### Aim of the exercise
Gather from the material every line that contains the string "Give".

### Dataset entries

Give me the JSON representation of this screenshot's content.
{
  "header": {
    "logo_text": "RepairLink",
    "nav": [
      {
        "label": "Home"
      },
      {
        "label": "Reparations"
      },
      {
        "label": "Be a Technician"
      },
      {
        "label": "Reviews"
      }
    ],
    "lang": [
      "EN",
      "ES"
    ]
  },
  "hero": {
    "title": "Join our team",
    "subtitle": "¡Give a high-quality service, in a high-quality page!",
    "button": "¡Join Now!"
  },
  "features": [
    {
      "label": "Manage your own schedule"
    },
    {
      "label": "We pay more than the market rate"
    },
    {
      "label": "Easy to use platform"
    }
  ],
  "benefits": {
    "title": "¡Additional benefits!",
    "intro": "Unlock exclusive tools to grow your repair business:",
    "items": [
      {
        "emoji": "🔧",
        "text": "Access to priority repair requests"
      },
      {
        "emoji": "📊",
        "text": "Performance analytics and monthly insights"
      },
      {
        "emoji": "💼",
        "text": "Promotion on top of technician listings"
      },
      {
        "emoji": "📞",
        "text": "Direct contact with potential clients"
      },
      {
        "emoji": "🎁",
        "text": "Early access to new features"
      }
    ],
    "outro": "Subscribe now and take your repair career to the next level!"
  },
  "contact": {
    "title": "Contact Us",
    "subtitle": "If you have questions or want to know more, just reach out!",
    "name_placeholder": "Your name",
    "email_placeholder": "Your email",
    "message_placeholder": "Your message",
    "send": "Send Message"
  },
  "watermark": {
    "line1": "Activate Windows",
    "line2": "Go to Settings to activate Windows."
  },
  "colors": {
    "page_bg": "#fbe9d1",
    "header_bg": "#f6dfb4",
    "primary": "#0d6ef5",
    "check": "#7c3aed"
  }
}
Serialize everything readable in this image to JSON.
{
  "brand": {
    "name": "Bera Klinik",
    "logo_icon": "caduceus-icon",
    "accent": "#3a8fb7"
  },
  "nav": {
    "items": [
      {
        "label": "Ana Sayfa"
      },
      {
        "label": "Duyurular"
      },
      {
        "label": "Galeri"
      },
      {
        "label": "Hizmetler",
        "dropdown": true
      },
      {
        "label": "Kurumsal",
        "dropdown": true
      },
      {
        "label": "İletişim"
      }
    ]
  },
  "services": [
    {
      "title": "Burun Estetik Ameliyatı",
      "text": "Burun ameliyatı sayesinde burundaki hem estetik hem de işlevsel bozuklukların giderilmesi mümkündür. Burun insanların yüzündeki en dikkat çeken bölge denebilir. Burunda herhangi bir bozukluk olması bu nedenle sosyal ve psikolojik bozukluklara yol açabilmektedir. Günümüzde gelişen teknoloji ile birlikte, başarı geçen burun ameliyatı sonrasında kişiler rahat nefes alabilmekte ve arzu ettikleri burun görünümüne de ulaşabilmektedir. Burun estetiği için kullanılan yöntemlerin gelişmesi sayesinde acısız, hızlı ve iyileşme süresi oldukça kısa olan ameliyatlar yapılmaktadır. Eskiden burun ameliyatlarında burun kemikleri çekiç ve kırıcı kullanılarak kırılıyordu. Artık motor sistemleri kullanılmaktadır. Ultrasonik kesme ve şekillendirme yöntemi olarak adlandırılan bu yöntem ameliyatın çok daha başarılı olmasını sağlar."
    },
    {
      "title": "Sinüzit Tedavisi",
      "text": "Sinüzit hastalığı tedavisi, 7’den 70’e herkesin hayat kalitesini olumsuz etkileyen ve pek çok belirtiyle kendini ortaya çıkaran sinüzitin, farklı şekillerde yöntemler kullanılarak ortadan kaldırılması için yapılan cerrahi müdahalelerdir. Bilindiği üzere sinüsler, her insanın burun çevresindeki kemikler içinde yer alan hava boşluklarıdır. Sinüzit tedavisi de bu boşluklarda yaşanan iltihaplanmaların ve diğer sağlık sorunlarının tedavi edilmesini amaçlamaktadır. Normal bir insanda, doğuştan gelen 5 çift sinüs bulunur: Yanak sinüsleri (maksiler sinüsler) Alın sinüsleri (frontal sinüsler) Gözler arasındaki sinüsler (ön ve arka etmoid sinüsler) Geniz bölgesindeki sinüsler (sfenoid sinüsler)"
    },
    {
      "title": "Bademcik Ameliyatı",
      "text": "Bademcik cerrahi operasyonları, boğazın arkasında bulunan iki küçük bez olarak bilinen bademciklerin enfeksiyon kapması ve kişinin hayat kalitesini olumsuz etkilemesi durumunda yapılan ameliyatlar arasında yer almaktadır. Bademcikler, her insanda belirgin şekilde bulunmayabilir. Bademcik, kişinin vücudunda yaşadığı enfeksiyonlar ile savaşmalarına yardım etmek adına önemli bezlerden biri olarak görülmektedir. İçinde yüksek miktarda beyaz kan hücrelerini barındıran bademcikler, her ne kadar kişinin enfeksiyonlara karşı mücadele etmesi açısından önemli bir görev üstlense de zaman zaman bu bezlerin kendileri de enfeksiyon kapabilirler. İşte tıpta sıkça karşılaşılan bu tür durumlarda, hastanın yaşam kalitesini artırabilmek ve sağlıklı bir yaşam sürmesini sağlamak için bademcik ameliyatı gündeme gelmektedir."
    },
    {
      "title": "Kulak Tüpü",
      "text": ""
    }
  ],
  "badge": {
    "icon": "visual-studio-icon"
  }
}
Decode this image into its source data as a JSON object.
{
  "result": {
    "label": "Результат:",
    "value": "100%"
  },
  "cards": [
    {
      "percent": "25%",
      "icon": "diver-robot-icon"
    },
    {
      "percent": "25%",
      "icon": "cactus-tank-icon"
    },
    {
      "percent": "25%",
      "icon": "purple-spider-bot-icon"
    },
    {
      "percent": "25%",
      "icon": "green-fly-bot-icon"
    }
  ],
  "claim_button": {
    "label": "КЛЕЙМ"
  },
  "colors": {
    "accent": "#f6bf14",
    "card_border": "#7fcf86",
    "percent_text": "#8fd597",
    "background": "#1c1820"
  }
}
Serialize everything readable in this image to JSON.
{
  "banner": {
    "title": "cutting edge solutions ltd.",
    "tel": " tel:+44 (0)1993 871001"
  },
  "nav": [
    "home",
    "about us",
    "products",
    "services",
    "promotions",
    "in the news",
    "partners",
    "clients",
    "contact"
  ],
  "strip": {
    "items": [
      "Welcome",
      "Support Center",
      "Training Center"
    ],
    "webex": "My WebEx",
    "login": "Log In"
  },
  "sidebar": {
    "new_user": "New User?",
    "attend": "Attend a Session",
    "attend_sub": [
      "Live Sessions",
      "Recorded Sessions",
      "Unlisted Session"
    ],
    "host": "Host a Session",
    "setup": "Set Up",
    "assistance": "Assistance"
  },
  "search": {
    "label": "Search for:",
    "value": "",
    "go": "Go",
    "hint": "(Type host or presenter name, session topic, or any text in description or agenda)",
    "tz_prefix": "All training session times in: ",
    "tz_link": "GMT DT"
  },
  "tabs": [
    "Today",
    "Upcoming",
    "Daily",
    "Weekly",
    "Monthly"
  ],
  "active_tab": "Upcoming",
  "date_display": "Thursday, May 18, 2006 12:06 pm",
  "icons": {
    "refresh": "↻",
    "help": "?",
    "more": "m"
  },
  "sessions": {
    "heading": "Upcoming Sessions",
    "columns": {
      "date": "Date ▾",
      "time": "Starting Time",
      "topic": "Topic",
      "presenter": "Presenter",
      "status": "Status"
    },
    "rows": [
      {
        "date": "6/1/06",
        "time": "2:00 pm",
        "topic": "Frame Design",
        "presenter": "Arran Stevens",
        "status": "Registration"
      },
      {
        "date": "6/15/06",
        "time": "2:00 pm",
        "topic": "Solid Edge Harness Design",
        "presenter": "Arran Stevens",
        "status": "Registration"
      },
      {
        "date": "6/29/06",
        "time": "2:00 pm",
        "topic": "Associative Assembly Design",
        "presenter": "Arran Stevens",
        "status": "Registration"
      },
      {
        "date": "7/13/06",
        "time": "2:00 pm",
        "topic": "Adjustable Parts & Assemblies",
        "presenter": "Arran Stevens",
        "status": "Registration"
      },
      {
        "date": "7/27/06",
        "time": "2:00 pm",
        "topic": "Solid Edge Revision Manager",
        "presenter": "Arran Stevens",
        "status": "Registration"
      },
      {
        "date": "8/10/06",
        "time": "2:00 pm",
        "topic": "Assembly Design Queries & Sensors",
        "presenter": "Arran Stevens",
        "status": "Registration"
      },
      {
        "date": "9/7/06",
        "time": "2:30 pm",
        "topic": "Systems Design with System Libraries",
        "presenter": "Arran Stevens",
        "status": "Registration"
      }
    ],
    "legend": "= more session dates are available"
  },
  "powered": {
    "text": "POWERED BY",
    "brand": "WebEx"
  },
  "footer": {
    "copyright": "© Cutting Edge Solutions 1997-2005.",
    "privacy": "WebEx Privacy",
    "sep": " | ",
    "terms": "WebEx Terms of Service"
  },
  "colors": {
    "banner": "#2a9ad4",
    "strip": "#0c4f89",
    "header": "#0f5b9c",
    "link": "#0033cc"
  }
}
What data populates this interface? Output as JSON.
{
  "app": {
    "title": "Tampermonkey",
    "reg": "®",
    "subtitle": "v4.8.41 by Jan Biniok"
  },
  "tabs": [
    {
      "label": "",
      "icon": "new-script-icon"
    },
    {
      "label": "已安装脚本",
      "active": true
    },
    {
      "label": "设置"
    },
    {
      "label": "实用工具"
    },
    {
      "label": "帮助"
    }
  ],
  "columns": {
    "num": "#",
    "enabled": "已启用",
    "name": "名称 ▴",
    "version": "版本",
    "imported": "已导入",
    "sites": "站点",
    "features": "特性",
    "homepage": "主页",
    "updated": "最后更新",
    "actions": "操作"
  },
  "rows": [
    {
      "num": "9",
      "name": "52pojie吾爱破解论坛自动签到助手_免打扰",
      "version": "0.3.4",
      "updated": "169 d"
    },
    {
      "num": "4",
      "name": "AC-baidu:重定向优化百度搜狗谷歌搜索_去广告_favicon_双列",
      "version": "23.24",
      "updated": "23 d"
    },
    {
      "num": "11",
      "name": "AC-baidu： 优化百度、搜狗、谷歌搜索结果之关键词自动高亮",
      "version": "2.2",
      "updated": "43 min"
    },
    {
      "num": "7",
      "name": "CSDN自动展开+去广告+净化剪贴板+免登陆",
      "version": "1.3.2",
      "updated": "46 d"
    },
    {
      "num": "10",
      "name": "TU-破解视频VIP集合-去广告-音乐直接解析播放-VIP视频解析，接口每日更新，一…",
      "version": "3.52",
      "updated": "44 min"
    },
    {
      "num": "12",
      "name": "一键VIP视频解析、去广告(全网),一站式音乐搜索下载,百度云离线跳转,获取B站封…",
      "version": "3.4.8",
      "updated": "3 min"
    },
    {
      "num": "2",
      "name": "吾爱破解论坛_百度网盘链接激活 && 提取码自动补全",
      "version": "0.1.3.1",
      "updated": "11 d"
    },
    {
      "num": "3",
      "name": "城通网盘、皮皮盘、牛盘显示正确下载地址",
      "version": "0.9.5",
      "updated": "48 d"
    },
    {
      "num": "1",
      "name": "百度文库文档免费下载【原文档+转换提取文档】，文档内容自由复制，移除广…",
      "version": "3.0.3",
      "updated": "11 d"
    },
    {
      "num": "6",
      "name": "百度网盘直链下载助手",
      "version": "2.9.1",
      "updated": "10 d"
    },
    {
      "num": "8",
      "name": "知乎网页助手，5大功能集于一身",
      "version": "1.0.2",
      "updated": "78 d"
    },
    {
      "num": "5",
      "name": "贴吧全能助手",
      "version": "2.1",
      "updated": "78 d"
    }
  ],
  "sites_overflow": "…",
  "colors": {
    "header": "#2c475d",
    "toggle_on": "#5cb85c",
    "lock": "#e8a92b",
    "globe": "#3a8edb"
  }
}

### Task answer
Give me the JSON representation of this screenshot's content.
    "subtitle": "¡Give a high-quality service, in a high-quality page!",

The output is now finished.